### Written instruction:
What follows is a listing; give it again exactly, in its entirety.

### Record excerpts:

>>>

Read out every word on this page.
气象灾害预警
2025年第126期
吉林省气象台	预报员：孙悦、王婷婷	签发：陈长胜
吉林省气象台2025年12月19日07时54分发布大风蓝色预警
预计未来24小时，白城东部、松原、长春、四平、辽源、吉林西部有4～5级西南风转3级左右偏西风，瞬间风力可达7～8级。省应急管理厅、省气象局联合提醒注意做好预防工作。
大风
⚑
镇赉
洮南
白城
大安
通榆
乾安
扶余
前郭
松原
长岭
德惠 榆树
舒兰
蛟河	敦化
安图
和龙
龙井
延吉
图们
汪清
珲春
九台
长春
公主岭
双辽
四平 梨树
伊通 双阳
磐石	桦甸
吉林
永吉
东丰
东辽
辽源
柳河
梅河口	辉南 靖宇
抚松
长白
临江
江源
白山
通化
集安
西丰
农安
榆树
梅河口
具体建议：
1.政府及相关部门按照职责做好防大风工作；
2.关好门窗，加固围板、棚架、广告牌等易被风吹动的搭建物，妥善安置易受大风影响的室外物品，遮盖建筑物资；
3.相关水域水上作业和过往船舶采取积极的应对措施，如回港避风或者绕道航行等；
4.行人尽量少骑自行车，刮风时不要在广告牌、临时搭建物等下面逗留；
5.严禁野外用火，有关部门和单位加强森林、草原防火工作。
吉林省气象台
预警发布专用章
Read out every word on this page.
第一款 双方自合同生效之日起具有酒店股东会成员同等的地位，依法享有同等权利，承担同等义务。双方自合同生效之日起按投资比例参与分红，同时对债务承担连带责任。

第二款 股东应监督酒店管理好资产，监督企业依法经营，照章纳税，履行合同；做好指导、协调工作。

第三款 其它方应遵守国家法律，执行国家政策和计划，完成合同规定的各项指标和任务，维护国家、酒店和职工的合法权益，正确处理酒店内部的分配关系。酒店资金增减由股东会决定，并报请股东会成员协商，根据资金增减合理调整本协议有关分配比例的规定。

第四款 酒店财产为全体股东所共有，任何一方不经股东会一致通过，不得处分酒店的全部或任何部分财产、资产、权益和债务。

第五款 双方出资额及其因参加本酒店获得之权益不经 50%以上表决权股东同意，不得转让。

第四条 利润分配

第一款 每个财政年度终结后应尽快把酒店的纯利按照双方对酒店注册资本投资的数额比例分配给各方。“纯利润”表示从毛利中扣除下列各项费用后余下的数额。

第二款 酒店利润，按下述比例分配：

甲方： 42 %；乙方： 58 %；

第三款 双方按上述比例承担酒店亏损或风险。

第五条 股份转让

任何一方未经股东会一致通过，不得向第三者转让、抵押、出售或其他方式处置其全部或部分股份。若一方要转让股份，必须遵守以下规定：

<<<

### Final answer:
Read out every word on this page.
气象灾害预警
2025年第126期
吉林省气象台	预报员：孙悦、王婷婷	签发：陈长胜
吉林省气象台2025年12月19日07时54分发布大风蓝色预警
预计未来24小时，白城东部、松原、长春、四平、辽源、吉林西部有4～5级西南风转3级左右偏西风，瞬间风力可达7～8级。省应急管理厅、省气象局联合提醒注意做好预防工作。
大风
⚑
镇赉
洮南
白城
大安
通榆
乾安
扶余
前郭
松原
长岭
德惠 榆树
舒兰
蛟河	敦化
安图
和龙
龙井
延吉
图们
汪清
珲春
九台
长春
公主岭
双辽
四平 梨树
伊通 双阳
磐石	桦甸
吉林
永吉
东丰
东辽
辽源
柳河
梅河口	辉南 靖宇
抚松
长白
临江
江源
白山
通化
集安
西丰
农安
榆树
梅河口
具体建议：
1.政府及相关部门按照职责做好防大风工作；
2.关好门窗，加固围板、棚架、广告牌等易被风吹动的搭建物，妥善安置易受大风影响的室外物品，遮盖建筑物资；
3.相关水域水上作业和过往船舶采取积极的应对措施，如回港避风或者绕道航行等；
4.行人尽量少骑自行车，刮风时不要在广告牌、临时搭建物等下面逗留；
5.严禁野外用火，有关部门和单位加强森林、草原防火工作。
吉林省气象台
预警发布专用章
Read out every word on this page.
第一款 双方自合同生效之日起具有酒店股东会成员同等的地位，依法享有同等权利，承担同等义务。双方自合同生效之日起按投资比例参与分红，同时对债务承担连带责任。

第二款 股东应监督酒店管理好资产，监督企业依法经营，照章纳税，履行合同；做好指导、协调工作。

第三款 其它方应遵守国家法律，执行国家政策和计划，完成合同规定的各项指标和任务，维护国家、酒店和职工的合法权益，正确处理酒店内部的分配关系。酒店资金增减由股东会决定，并报请股东会成员协商，根据资金增减合理调整本协议有关分配比例的规定。

第四款 酒店财产为全体股东所共有，任何一方不经股东会一致通过，不得处分酒店的全部或任何部分财产、资产、权益和债务。

第五款 双方出资额及其因参加本酒店获得之权益不经 50%以上表决权股东同意，不得转让。

第四条 利润分配

第一款 每个财政年度终结后应尽快把酒店的纯利按照双方对酒店注册资本投资的数额比例分配给各方。“纯利润”表示从毛利中扣除下列各项费用后余下的数额。

第二款 酒店利润，按下述比例分配：

甲方： 42 %；乙方： 58 %；

第三款 双方按上述比例承担酒店亏损或风险。

第五条 股份转让

任何一方未经股东会一致通过，不得向第三者转让、抵押、出售或其他方式处置其全部或部分股份。若一方要转让股份，必须遵守以下规定：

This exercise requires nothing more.